[Some records]
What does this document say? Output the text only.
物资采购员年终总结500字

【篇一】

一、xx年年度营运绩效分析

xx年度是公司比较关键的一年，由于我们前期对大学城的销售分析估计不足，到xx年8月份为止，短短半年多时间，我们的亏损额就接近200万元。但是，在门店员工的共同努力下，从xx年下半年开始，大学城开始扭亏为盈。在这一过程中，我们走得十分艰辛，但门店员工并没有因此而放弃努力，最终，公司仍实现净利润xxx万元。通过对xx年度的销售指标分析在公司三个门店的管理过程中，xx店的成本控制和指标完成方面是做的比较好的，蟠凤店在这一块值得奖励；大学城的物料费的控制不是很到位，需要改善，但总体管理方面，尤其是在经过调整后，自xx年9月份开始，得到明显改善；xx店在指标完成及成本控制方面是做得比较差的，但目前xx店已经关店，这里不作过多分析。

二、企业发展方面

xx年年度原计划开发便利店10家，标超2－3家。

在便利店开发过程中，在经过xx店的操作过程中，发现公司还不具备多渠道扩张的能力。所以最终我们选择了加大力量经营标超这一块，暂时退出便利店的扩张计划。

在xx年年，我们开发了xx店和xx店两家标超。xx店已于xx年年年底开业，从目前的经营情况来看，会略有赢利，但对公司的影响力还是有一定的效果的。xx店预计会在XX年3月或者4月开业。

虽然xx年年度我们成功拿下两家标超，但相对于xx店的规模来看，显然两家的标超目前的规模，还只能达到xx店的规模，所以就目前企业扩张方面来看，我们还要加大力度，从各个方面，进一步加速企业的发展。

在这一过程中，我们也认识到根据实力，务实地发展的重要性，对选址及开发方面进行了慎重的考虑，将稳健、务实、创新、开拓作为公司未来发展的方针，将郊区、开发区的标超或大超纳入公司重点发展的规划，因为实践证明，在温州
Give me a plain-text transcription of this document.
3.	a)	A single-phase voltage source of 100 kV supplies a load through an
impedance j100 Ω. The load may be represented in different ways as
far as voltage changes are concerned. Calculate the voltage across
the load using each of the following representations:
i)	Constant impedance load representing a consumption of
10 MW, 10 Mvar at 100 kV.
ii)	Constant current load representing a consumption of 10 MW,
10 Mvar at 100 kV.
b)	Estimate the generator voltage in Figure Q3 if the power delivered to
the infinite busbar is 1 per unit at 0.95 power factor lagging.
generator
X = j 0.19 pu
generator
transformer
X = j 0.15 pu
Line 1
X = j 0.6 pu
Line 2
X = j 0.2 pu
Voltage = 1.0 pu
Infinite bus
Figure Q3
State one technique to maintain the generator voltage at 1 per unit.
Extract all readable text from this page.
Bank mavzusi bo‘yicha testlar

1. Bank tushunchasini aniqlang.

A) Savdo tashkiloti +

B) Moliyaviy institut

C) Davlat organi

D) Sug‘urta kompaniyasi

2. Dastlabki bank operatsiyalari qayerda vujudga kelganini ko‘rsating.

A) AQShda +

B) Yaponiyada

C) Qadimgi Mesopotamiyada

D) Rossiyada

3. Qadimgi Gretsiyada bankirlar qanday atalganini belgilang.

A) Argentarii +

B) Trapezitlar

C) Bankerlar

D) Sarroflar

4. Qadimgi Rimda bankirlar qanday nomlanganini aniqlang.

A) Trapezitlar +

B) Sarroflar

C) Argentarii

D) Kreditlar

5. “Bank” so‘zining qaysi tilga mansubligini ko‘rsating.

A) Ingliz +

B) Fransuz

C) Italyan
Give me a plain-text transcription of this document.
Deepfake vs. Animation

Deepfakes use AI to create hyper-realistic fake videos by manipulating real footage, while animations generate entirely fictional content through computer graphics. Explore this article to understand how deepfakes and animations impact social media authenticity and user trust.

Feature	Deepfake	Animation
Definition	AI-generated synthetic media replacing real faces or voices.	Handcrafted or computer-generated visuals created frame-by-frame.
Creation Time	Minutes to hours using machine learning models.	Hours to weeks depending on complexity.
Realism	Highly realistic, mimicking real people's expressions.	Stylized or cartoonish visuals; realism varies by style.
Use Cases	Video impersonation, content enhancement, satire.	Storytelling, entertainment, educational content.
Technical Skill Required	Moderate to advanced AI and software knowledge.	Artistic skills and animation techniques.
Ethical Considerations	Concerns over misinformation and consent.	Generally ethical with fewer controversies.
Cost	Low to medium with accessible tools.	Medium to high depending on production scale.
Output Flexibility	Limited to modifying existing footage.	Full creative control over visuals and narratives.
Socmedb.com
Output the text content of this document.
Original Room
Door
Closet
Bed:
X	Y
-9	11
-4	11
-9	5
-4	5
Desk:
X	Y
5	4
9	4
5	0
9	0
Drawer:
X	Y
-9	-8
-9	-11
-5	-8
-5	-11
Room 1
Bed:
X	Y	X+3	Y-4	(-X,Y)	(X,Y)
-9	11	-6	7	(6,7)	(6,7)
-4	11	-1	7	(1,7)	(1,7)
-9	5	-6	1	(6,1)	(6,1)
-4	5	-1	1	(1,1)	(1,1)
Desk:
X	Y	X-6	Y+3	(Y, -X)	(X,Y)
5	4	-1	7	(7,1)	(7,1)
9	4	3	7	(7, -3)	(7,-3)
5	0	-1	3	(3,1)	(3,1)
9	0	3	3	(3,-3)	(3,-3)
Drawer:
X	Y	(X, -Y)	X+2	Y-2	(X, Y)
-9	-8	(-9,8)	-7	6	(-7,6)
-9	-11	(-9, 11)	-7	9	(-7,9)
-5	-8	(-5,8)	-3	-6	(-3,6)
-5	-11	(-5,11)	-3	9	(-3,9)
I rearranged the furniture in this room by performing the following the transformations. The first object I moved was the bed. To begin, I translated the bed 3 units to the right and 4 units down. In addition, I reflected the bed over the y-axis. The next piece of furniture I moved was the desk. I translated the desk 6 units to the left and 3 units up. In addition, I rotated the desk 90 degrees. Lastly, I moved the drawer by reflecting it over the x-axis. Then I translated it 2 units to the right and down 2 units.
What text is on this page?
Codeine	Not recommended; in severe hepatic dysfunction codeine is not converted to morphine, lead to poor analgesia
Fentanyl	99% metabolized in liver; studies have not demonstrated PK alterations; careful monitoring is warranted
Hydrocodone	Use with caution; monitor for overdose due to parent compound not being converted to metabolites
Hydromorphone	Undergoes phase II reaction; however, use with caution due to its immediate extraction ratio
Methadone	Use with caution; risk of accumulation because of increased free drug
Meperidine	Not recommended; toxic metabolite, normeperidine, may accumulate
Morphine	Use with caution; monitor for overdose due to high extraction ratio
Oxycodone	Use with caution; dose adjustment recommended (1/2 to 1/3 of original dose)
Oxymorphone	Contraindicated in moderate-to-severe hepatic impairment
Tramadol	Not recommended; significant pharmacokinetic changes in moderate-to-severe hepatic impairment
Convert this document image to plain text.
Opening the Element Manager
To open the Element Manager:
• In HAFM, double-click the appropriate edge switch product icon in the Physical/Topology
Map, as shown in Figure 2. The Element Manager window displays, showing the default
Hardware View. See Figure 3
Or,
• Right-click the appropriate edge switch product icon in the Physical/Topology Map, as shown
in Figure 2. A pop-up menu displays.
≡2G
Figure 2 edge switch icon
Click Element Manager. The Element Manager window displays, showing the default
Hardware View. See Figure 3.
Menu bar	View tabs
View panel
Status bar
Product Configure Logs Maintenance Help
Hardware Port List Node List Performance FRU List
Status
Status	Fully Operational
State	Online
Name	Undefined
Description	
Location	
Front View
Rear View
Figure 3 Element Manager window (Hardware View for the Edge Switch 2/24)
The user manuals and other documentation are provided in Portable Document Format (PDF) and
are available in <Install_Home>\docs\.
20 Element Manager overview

» **Exercise brief**: Print the entries exactly. Include every one.

» **Result of this task**:
What does this document say? Output the text only.
物资采购员年终总结500字

【篇一】

一、xx年年度营运绩效分析

xx年度是公司比较关键的一年，由于我们前期对大学城的销售分析估计不足，到xx年8月份为止，短短半年多时间，我们的亏损额就接近200万元。但是，在门店员工的共同努力下，从xx年下半年开始，大学城开始扭亏为盈。在这一过程中，我们走得十分艰辛，但门店员工并没有因此而放弃努力，最终，公司仍实现净利润xxx万元。通过对xx年度的销售指标分析在公司三个门店的管理过程中，xx店的成本控制和指标完成方面是做的比较好的，蟠凤店在这一块值得奖励；大学城的物料费的控制不是很到位，需要改善，但总体管理方面，尤其是在经过调整后，自xx年9月份开始，得到明显改善；xx店在指标完成及成本控制方面是做得比较差的，但目前xx店已经关店，这里不作过多分析。

二、企业发展方面

xx年年度原计划开发便利店10家，标超2－3家。

在便利店开发过程中，在经过xx店的操作过程中，发现公司还不具备多渠道扩张的能力。所以最终我们选择了加大力量经营标超这一块，暂时退出便利店的扩张计划。

在xx年年，我们开发了xx店和xx店两家标超。xx店已于xx年年年底开业，从目前的经营情况来看，会略有赢利，但对公司的影响力还是有一定的效果的。xx店预计会在XX年3月或者4月开业。

虽然xx年年度我们成功拿下两家标超，但相对于xx店的规模来看，显然两家的标超目前的规模，还只能达到xx店的规模，所以就目前企业扩张方面来看，我们还要加大力度，从各个方面，进一步加速企业的发展。

在这一过程中，我们也认识到根据实力，务实地发展的重要性，对选址及开发方面进行了慎重的考虑，将稳健、务实、创新、开拓作为公司未来发展的方针，将郊区、开发区的标超或大超纳入公司重点发展的规划，因为实践证明，在温州
Give me a plain-text transcription of this document.
3.	a)	A single-phase voltage source of 100 kV supplies a load through an
impedance j100 Ω. The load may be represented in different ways as
far as voltage changes are concerned. Calculate the voltage across
the load using each of the following representations:
i)	Constant impedance load representing a consumption of
10 MW, 10 Mvar at 100 kV.
ii)	Constant current load representing a consumption of 10 MW,
10 Mvar at 100 kV.
b)	Estimate the generator voltage in Figure Q3 if the power delivered to
the infinite busbar is 1 per unit at 0.95 power factor lagging.
generator
X = j 0.19 pu
generator
transformer
X = j 0.15 pu
Line 1
X = j 0.6 pu
Line 2
X = j 0.2 pu
Voltage = 1.0 pu
Infinite bus
Figure Q3
State one technique to maintain the generator voltage at 1 per unit.
Extract all readable text from this page.
Bank mavzusi bo‘yicha testlar

1. Bank tushunchasini aniqlang.

A) Savdo tashkiloti +

B) Moliyaviy institut

C) Davlat organi

D) Sug‘urta kompaniyasi

2. Dastlabki bank operatsiyalari qayerda vujudga kelganini ko‘rsating.

A) AQShda +

B) Yaponiyada

C) Qadimgi Mesopotamiyada

D) Rossiyada

3. Qadimgi Gretsiyada bankirlar qanday atalganini belgilang.

A) Argentarii +

B) Trapezitlar

C) Bankerlar

D) Sarroflar

4. Qadimgi Rimda bankirlar qanday nomlanganini aniqlang.

A) Trapezitlar +

B) Sarroflar

C) Argentarii

D) Kreditlar

5. “Bank” so‘zining qaysi tilga mansubligini ko‘rsating.

A) Ingliz +

B) Fransuz

C) Italyan
Give me a plain-text transcription of this document.
Deepfake vs. Animation

Deepfakes use AI to create hyper-realistic fake videos by manipulating real footage, while animations generate entirely fictional content through computer graphics. Explore this article to understand how deepfakes and animations impact social media authenticity and user trust.

Feature	Deepfake	Animation
Definition	AI-generated synthetic media replacing real faces or voices.	Handcrafted or computer-generated visuals created frame-by-frame.
Creation Time	Minutes to hours using machine learning models.	Hours to weeks depending on complexity.
Realism	Highly realistic, mimicking real people's expressions.	Stylized or cartoonish visuals; realism varies by style.
Use Cases	Video impersonation, content enhancement, satire.	Storytelling, entertainment, educational content.
Technical Skill Required	Moderate to advanced AI and software knowledge.	Artistic skills and animation techniques.
Ethical Considerations	Concerns over misinformation and consent.	Generally ethical with fewer controversies.
Cost	Low to medium with accessible tools.	Medium to high depending on production scale.
Output Flexibility	Limited to modifying existing footage.	Full creative control over visuals and narratives.
Socmedb.com
Output the text content of this document.
Original Room
Door
Closet
Bed:
X	Y
-9	11
-4	11
-9	5
-4	5
Desk:
X	Y
5	4
9	4
5	0
9	0
Drawer:
X	Y
-9	-8
-9	-11
-5	-8
-5	-11
Room 1
Bed:
X	Y	X+3	Y-4	(-X,Y)	(X,Y)
-9	11	-6	7	(6,7)	(6,7)
-4	11	-1	7	(1,7)	(1,7)
-9	5	-6	1	(6,1)	(6,1)
-4	5	-1	1	(1,1)	(1,1)
Desk:
X	Y	X-6	Y+3	(Y, -X)	(X,Y)
5	4	-1	7	(7,1)	(7,1)
9	4	3	7	(7, -3)	(7,-3)
5	0	-1	3	(3,1)	(3,1)
9	0	3	3	(3,-3)	(3,-3)
Drawer:
X	Y	(X, -Y)	X+2	Y-2	(X, Y)
-9	-8	(-9,8)	-7	6	(-7,6)
-9	-11	(-9, 11)	-7	9	(-7,9)
-5	-8	(-5,8)	-3	-6	(-3,6)
-5	-11	(-5,11)	-3	9	(-3,9)
I rearranged the furniture in this room by performing the following the transformations. The first object I moved was the bed. To begin, I translated the bed 3 units to the right and 4 units down. In addition, I reflected the bed over the y-axis. The next piece of furniture I moved was the desk. I translated the desk 6 units to the left and 3 units up. In addition, I rotated the desk 90 degrees. Lastly, I moved the drawer by reflecting it over the x-axis. Then I translated it 2 units to the right and down 2 units.
What text is on this page?
Codeine	Not recommended; in severe hepatic dysfunction codeine is not converted to morphine, lead to poor analgesia
Fentanyl	99% metabolized in liver; studies have not demonstrated PK alterations; careful monitoring is warranted
Hydrocodone	Use with caution; monitor for overdose due to parent compound not being converted to metabolites
Hydromorphone	Undergoes phase II reaction; however, use with caution due to its immediate extraction ratio
Methadone	Use with caution; risk of accumulation because of increased free drug
Meperidine	Not recommended; toxic metabolite, normeperidine, may accumulate
Morphine	Use with caution; monitor for overdose due to high extraction ratio
Oxycodone	Use with caution; dose adjustment recommended (1/2 to 1/3 of original dose)
Oxymorphone	Contraindicated in moderate-to-severe hepatic impairment
Tramadol	Not recommended; significant pharmacokinetic changes in moderate-to-severe hepatic impairment
Convert this document image to plain text.
Opening the Element Manager
To open the Element Manager:
• In HAFM, double-click the appropriate edge switch product icon in the Physical/Topology
Map, as shown in Figure 2. The Element Manager window displays, showing the default
Hardware View. See Figure 3
Or,
• Right-click the appropriate edge switch product icon in the Physical/Topology Map, as shown
in Figure 2. A pop-up menu displays.
≡2G
Figure 2 edge switch icon
Click Element Manager. The Element Manager window displays, showing the default
Hardware View. See Figure 3.
Menu bar	View tabs
View panel
Status bar
Product Configure Logs Maintenance Help
Hardware Port List Node List Performance FRU List
Status
Status	Fully Operational
State	Online
Name	Undefined
Description	
Location	
Front View
Rear View
Figure 3 Element Manager window (Hardware View for the Edge Switch 2/24)
The user manuals and other documentation are provided in Portable Document Format (PDF) and
are available in <Install_Home>\docs\.
20 Element Manager overview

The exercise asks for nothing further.